--- start Recorded information ---

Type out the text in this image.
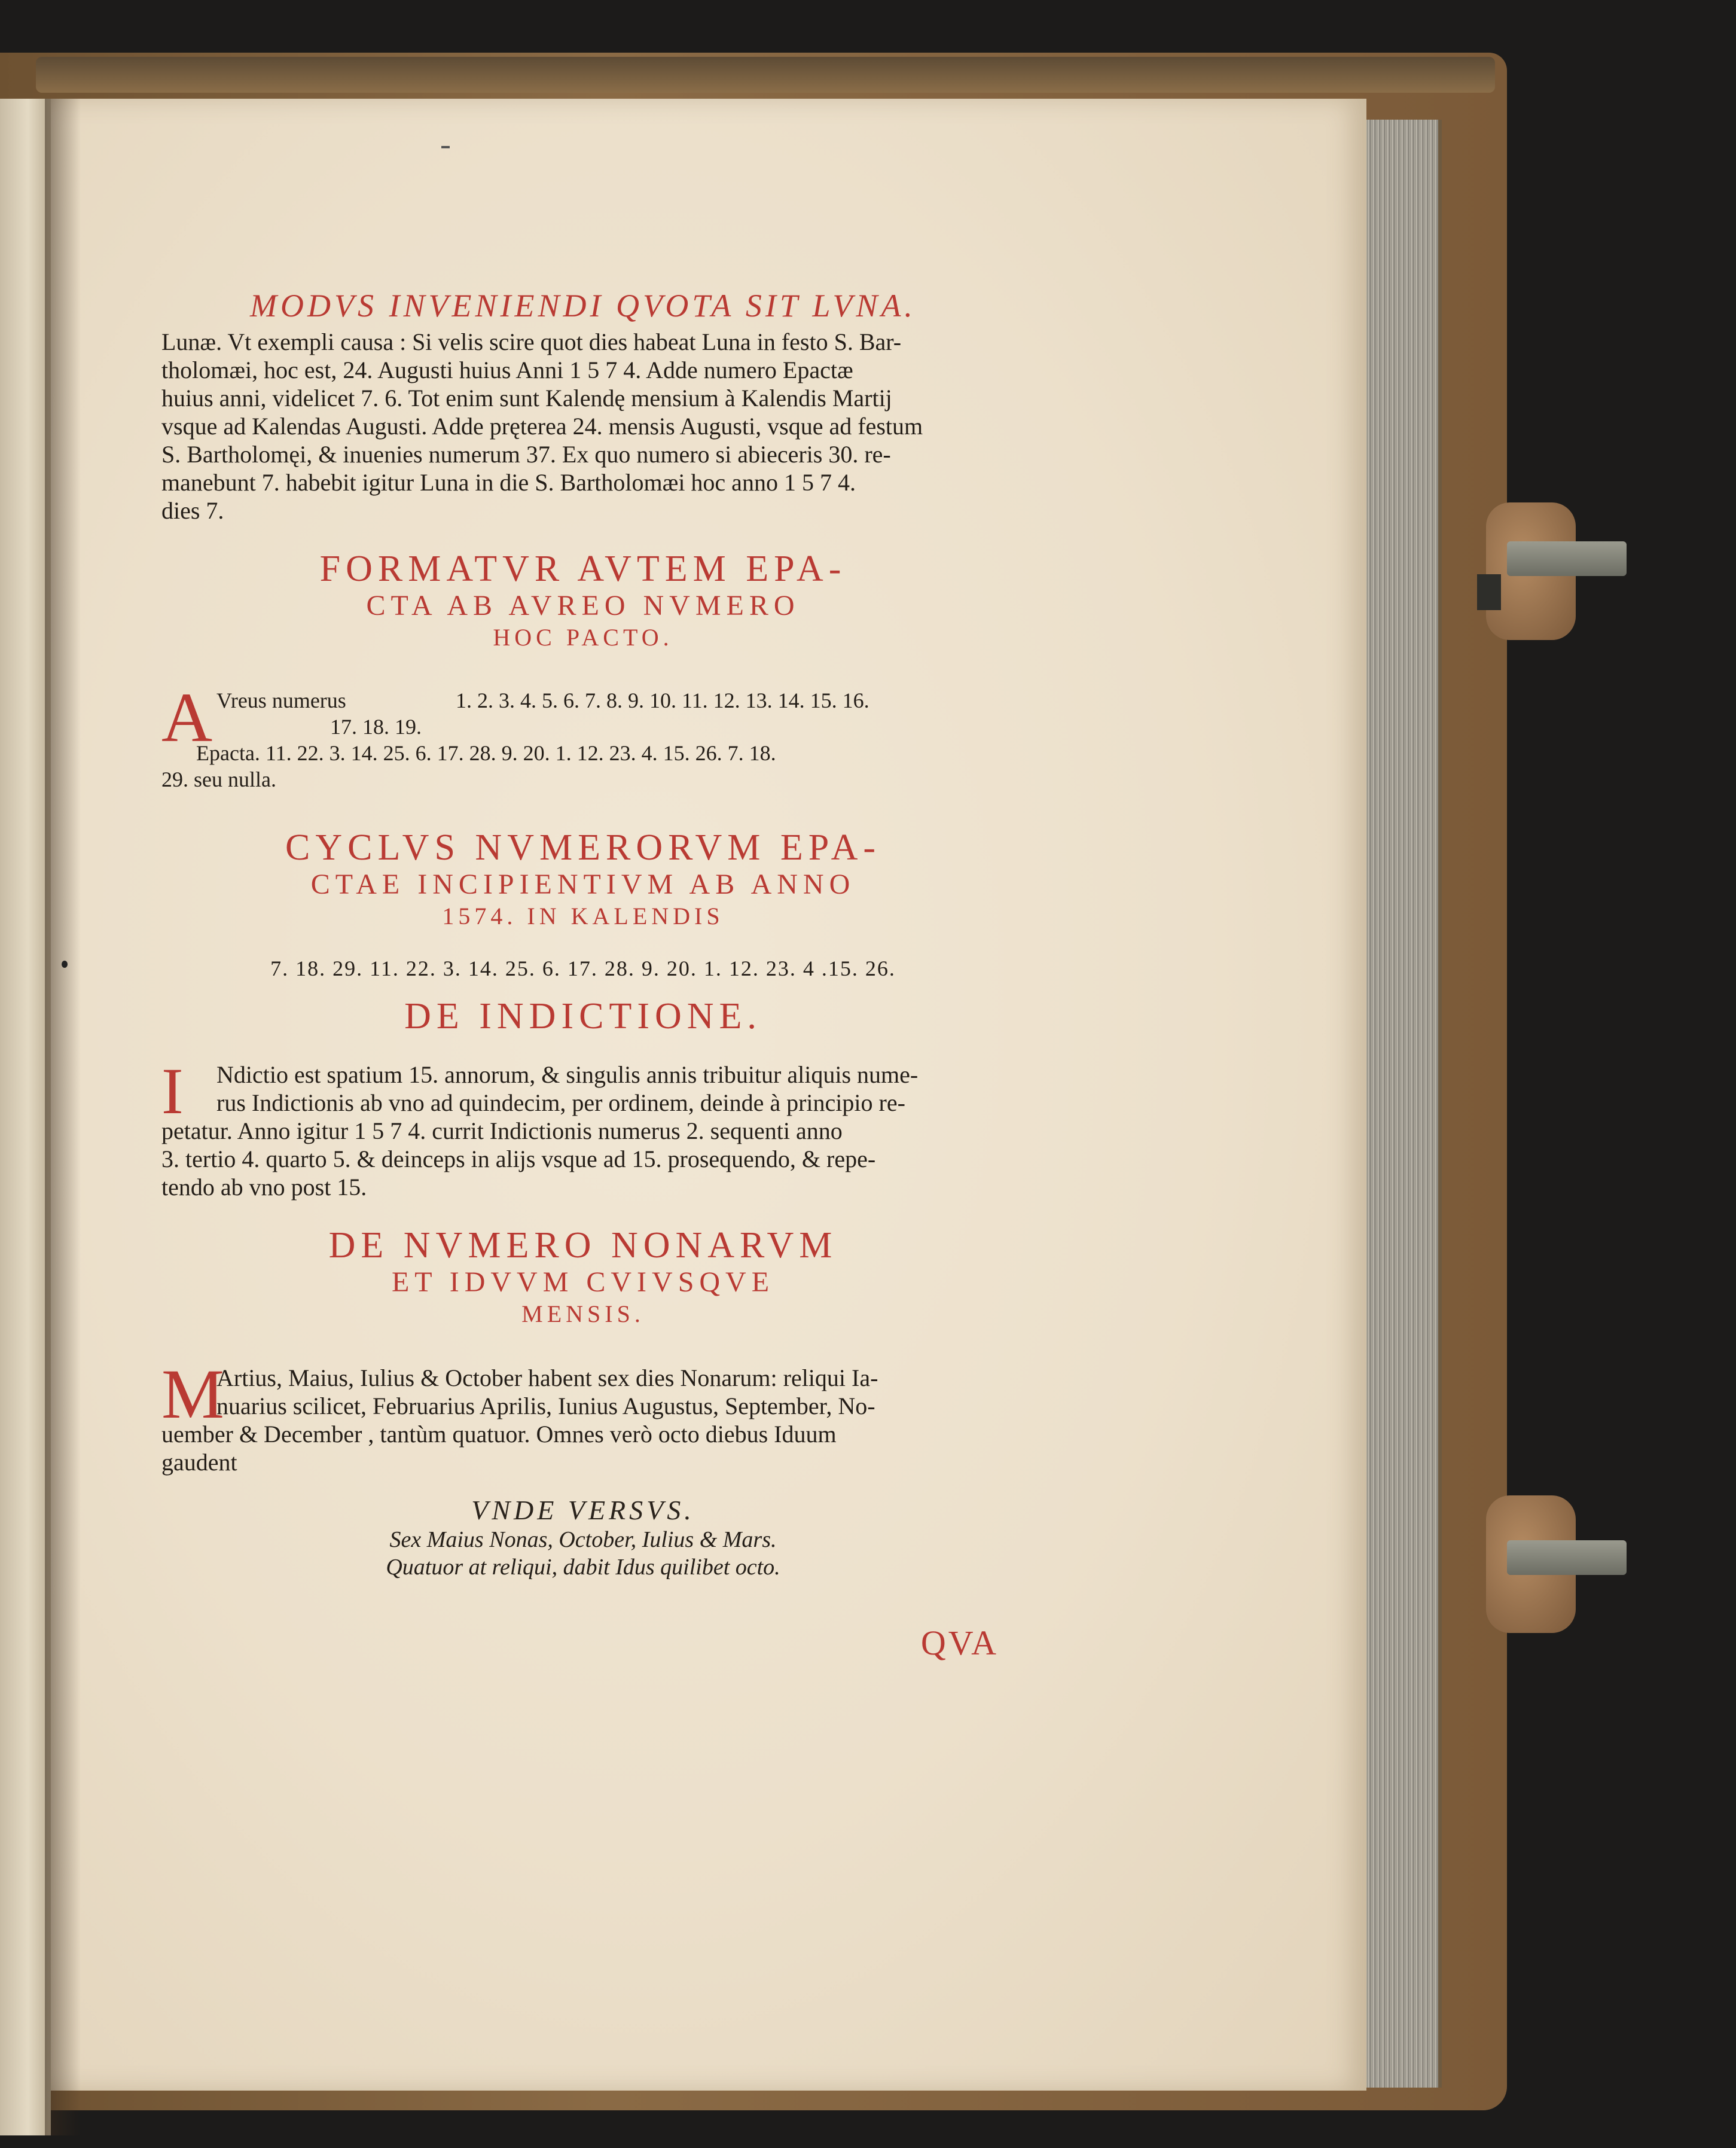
MODVS INVENIENDI QVOTA SIT LVNA.
Lunæ. Vt exempli causa : Si velis scire quot dies habeat Luna in festo S. Bar-
tholomæi, hoc est, 24. Augusti huius Anni 1 5 7 4. Adde numero Epactæ
huius anni, videlicet 7. 6. Tot enim sunt Kalendę mensium à Kalendis Martij
vsque ad Kalendas Augusti. Adde pręterea 24. mensis Augusti, vsque ad festum
S. Bartholomęi, & inuenies numerum 37. Ex quo numero si abieceris 30. re-
manebunt 7. habebit igitur Luna in die S. Bartholomæi hoc anno 1 5 7 4.
dies 7.
FORMATVR AVTEM EPA-
CTA AB AVREO NVMERO
HOC PACTO.
A Vreus numerus	1. 2. 3. 4. 5. 6. 7. 8. 9. 10. 11. 12. 13. 14. 15. 16.
17. 18. 19.
Epacta. 11. 22. 3. 14. 25. 6. 17. 28. 9. 20. 1. 12. 23. 4. 15. 26. 7. 18.
29. seu nulla.
CYCLVS NVMERORVM EPA-
CTAE INCIPIENTIVM AB ANNO
1574. IN KALENDIS
7. 18. 29. 11. 22. 3. 14. 25. 6. 17. 28. 9. 20. 1. 12. 23. 4 .15. 26.
DE INDICTIONE.
I Ndictio est spatium 15. annorum, & singulis annis tribuitur aliquis nume-
rus Indictionis ab vno ad quindecim, per ordinem, deinde à principio re-
petatur. Anno igitur 1 5 7 4. currit Indictionis numerus 2. sequenti anno
3. tertio 4. quarto 5. & deinceps in alijs vsque ad 15. prosequendo, & repe-
tendo ab vno post 15.
DE NVMERO NONARVM
ET IDVVM CVIVSQVE
MENSIS.
M
Artius, Maius, Iulius & October habent sex dies Nonarum: reliqui Ia-
nuarius scilicet, Februarius Aprilis, Iunius Augustus, September, No-
uember & December , tantùm quatuor. Omnes verò octo diebus Iduum
gaudent
VNDE VERSVS.
Sex Maius Nonas, October, Iulius & Mars.
Quatuor at reliqui, dabit Idus quilibet octo.
QVA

--- end Recorded information ---

● Set task:
Copy out each line in the preceding records that contains "reliqui".

● Answer to the exercise:
Artius, Maius, Iulius & October habent sex dies Nonarum: reliqui Ia-
Quatuor at reliqui, dabit Idus quilibet octo.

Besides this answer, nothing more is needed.